* YOUR TASK: Write out the whole listing, matching it exactly.

Records contained in a dataset:
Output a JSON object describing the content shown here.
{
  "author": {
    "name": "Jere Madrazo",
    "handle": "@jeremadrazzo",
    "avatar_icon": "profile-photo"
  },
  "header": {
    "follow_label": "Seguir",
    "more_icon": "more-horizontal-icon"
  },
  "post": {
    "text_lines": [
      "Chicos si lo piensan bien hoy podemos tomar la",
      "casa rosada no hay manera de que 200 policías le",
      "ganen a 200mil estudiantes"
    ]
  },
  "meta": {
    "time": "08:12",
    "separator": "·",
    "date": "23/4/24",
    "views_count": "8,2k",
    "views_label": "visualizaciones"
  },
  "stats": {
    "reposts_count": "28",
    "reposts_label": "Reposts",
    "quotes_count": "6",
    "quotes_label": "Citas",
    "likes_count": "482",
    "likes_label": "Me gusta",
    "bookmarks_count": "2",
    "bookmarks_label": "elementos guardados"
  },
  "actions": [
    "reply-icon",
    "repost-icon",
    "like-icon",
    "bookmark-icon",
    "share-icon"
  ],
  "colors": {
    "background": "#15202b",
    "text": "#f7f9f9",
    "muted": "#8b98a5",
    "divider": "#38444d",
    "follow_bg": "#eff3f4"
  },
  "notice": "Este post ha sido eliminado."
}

* EXERCISE RESULT:
Output a JSON object describing the content shown here.
{
  "author": {
    "name": "Jere Madrazo",
    "handle": "@jeremadrazzo",
    "avatar_icon": "profile-photo"
  },
  "header": {
    "follow_label": "Seguir",
    "more_icon": "more-horizontal-icon"
  },
  "post": {
    "text_lines": [
      "Chicos si lo piensan bien hoy podemos tomar la",
      "casa rosada no hay manera de que 200 policías le",
      "ganen a 200mil estudiantes"
    ]
  },
  "meta": {
    "time": "08:12",
    "separator": "·",
    "date": "23/4/24",
    "views_count": "8,2k",
    "views_label": "visualizaciones"
  },
  "stats": {
    "reposts_count": "28",
    "reposts_label": "Reposts",
    "quotes_count": "6",
    "quotes_label": "Citas",
    "likes_count": "482",
    "likes_label": "Me gusta",
    "bookmarks_count": "2",
    "bookmarks_label": "elementos guardados"
  },
  "actions": [
    "reply-icon",
    "repost-icon",
    "like-icon",
    "bookmark-icon",
    "share-icon"
  ],
  "colors": {
    "background": "#15202b",
    "text": "#f7f9f9",
    "muted": "#8b98a5",
    "divider": "#38444d",
    "follow_bg": "#eff3f4"
  },
  "notice": "Este post ha sido eliminado."
}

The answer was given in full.